◆ **Aim of the task**: Word for word, retype every entry in the listing.

◇ ◇ ◇

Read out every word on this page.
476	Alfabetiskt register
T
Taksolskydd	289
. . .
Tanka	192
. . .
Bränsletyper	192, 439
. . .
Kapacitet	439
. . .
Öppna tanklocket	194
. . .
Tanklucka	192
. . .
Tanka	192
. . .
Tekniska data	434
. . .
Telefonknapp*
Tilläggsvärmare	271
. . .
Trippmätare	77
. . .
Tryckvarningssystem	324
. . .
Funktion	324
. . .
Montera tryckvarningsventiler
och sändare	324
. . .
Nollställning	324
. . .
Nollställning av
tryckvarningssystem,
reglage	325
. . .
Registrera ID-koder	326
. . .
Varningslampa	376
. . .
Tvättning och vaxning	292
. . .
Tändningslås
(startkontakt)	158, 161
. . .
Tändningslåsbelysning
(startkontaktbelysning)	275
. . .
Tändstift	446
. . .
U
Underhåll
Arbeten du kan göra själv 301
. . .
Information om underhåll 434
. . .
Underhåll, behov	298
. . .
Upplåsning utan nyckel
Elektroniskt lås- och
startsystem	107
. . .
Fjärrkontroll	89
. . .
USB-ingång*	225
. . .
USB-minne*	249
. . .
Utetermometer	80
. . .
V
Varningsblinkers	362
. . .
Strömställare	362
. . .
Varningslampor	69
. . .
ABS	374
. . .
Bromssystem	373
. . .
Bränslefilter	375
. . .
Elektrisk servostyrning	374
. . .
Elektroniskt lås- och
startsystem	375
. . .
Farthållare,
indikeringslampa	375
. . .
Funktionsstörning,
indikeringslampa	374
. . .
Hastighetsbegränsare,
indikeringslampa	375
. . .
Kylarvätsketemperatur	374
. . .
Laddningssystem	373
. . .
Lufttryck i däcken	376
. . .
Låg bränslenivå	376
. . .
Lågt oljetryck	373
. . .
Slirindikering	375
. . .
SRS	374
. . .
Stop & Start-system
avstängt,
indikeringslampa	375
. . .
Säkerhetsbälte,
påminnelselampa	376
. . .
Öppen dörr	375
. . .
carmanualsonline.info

◇ ◇ ◇

◆ **Completed task**:
Read out every word on this page.
476	Alfabetiskt register
T
Taksolskydd	289
. . .
Tanka	192
. . .
Bränsletyper	192, 439
. . .
Kapacitet	439
. . .
Öppna tanklocket	194
. . .
Tanklucka	192
. . .
Tanka	192
. . .
Tekniska data	434
. . .
Telefonknapp*
Tilläggsvärmare	271
. . .
Trippmätare	77
. . .
Tryckvarningssystem	324
. . .
Funktion	324
. . .
Montera tryckvarningsventiler
och sändare	324
. . .
Nollställning	324
. . .
Nollställning av
tryckvarningssystem,
reglage	325
. . .
Registrera ID-koder	326
. . .
Varningslampa	376
. . .
Tvättning och vaxning	292
. . .
Tändningslås
(startkontakt)	158, 161
. . .
Tändningslåsbelysning
(startkontaktbelysning)	275
. . .
Tändstift	446
. . .
U
Underhåll
Arbeten du kan göra själv 301
. . .
Information om underhåll 434
. . .
Underhåll, behov	298
. . .
Upplåsning utan nyckel
Elektroniskt lås- och
startsystem	107
. . .
Fjärrkontroll	89
. . .
USB-ingång*	225
. . .
USB-minne*	249
. . .
Utetermometer	80
. . .
V
Varningsblinkers	362
. . .
Strömställare	362
. . .
Varningslampor	69
. . .
ABS	374
. . .
Bromssystem	373
. . .
Bränslefilter	375
. . .
Elektrisk servostyrning	374
. . .
Elektroniskt lås- och
startsystem	375
. . .
Farthållare,
indikeringslampa	375
. . .
Funktionsstörning,
indikeringslampa	374
. . .
Hastighetsbegränsare,
indikeringslampa	375
. . .
Kylarvätsketemperatur	374
. . .
Laddningssystem	373
. . .
Lufttryck i däcken	376
. . .
Låg bränslenivå	376
. . .
Lågt oljetryck	373
. . .
Slirindikering	375
. . .
SRS	374
. . .
Stop & Start-system
avstängt,
indikeringslampa	375
. . .
Säkerhetsbälte,
påminnelselampa	376
. . .
Öppen dörr	375
. . .
carmanualsonline.info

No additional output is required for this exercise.